→ **REQUIRED TASK**
Locate each line in the records containing "learn". Copy it.

→ **Items from a dataset**
• • • •

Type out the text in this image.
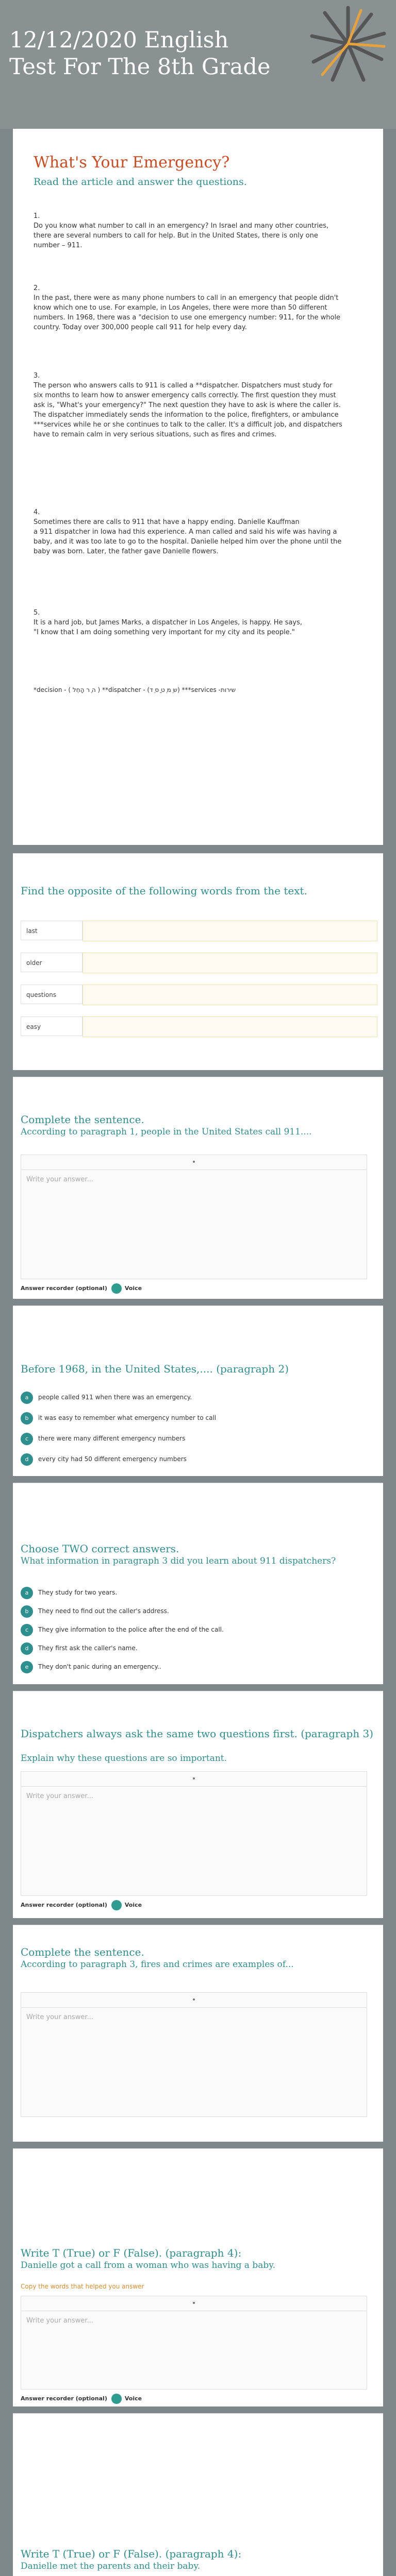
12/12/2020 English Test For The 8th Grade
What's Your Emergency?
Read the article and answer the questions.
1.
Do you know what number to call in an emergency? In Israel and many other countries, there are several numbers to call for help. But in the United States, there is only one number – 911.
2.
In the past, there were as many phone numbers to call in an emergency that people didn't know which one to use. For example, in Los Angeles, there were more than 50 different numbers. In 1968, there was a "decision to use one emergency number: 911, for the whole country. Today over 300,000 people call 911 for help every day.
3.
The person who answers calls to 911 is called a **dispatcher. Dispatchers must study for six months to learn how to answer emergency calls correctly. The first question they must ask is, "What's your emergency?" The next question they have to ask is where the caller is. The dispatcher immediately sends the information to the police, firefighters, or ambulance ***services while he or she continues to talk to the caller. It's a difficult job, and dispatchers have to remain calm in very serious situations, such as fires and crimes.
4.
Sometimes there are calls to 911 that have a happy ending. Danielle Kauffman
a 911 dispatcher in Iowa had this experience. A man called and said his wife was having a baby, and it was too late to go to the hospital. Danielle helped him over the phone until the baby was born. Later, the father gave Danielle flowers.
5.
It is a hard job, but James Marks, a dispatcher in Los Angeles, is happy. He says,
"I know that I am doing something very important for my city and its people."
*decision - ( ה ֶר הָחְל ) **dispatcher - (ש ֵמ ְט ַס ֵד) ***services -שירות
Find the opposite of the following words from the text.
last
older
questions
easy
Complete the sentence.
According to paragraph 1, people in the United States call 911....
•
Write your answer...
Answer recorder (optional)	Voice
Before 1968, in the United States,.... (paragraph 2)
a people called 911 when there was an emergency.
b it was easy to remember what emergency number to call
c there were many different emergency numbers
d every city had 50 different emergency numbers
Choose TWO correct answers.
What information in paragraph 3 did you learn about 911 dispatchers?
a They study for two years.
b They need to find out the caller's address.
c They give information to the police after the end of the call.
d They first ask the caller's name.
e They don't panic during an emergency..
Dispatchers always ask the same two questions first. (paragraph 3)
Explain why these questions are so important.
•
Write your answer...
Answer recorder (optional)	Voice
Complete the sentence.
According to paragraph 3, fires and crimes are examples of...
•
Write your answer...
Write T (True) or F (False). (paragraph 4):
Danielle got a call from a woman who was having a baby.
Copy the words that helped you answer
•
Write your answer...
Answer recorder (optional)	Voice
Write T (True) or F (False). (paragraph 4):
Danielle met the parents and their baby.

• • • •

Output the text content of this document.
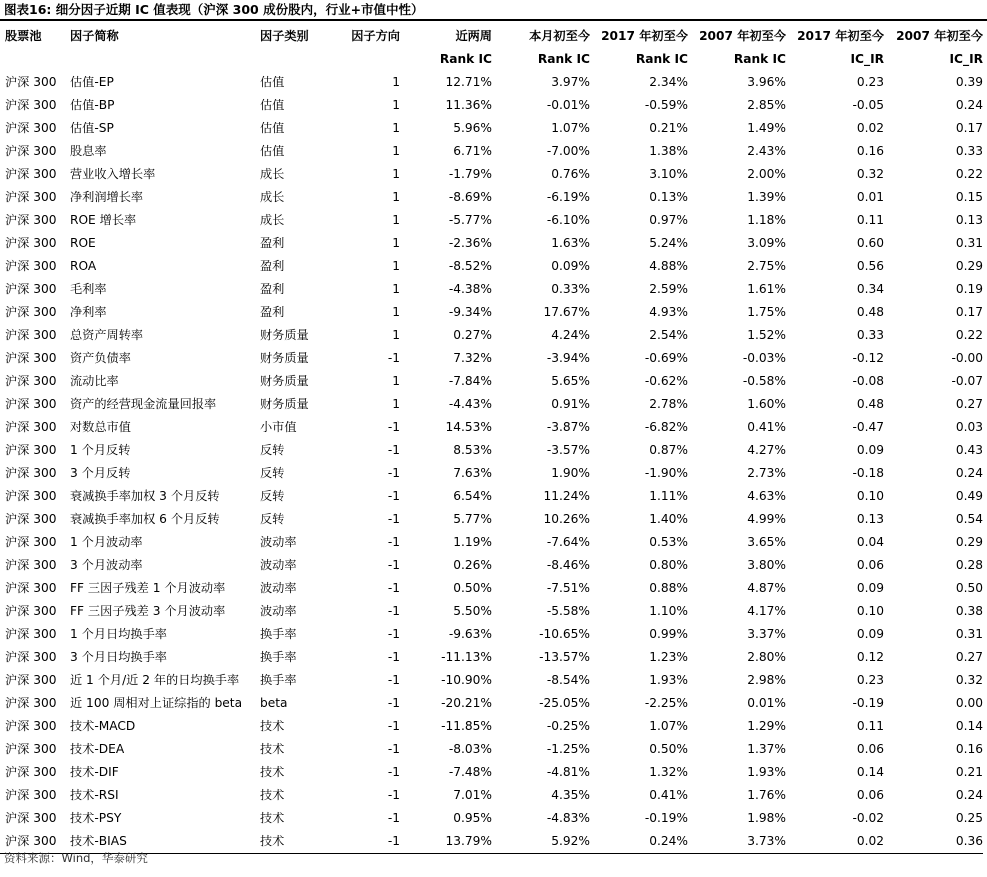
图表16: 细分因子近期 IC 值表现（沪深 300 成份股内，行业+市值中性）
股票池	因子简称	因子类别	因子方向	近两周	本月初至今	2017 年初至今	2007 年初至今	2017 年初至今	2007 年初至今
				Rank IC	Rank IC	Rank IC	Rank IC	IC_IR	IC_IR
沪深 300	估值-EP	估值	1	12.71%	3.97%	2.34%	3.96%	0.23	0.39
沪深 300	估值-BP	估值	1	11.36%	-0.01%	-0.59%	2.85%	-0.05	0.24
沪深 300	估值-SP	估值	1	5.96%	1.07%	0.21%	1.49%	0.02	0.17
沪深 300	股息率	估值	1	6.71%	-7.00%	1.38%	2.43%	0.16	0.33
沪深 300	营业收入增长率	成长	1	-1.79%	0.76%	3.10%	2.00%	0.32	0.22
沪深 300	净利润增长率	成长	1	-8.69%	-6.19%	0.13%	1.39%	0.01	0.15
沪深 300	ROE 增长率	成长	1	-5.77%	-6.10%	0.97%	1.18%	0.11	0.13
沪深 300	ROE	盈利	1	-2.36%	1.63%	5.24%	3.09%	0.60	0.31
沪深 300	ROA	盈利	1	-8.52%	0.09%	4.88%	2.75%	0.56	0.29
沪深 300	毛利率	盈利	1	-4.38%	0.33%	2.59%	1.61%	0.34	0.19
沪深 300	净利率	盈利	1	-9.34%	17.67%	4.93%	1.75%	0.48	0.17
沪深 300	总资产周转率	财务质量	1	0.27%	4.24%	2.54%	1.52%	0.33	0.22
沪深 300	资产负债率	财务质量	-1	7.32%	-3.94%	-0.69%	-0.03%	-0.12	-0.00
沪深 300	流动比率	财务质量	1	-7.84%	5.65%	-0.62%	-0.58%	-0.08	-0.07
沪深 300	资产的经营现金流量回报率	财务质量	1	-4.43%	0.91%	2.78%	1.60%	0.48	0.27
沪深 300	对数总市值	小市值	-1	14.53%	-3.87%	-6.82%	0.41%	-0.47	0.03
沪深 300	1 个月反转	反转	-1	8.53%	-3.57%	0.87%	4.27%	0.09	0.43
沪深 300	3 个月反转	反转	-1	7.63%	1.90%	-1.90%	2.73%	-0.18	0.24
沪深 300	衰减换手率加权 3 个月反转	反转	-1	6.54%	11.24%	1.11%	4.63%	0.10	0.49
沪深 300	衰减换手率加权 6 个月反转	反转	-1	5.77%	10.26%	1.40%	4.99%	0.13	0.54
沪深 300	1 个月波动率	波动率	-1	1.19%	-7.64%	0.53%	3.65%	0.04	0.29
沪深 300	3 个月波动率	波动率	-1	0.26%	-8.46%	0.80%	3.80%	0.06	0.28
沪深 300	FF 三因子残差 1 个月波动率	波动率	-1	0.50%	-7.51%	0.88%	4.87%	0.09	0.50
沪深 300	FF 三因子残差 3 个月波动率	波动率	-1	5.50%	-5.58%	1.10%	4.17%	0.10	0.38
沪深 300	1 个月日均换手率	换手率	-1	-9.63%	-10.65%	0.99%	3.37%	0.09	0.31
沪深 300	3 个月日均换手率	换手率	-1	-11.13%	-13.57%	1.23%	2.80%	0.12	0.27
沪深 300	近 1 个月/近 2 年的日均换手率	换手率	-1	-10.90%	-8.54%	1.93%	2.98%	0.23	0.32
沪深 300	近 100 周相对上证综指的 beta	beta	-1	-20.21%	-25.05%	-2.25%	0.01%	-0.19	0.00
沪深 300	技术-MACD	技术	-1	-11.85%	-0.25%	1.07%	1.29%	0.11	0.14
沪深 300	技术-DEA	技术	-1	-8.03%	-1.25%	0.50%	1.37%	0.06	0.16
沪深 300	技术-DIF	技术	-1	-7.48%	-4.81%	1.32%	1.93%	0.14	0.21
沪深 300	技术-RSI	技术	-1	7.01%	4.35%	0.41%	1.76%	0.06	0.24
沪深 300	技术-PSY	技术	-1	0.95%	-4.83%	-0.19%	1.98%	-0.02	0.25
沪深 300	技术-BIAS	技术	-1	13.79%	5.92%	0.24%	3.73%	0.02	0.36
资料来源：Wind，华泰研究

• • • •

→ **REPLY**
The person who answers calls to 911 is called a **dispatcher. Dispatchers must study for six months to learn how to answer emergency calls correctly. The first question they must ask is, "What's your emergency?" The next question they have to ask is where the caller is. The dispatcher immediately sends the information to the police, firefighters, or ambulance ***services while he or she continues to talk to the caller. It's a difficult job, and dispatchers have to remain calm in very serious situations, such as fires and crimes.
What information in paragraph 3 did you learn about 911 dispatchers?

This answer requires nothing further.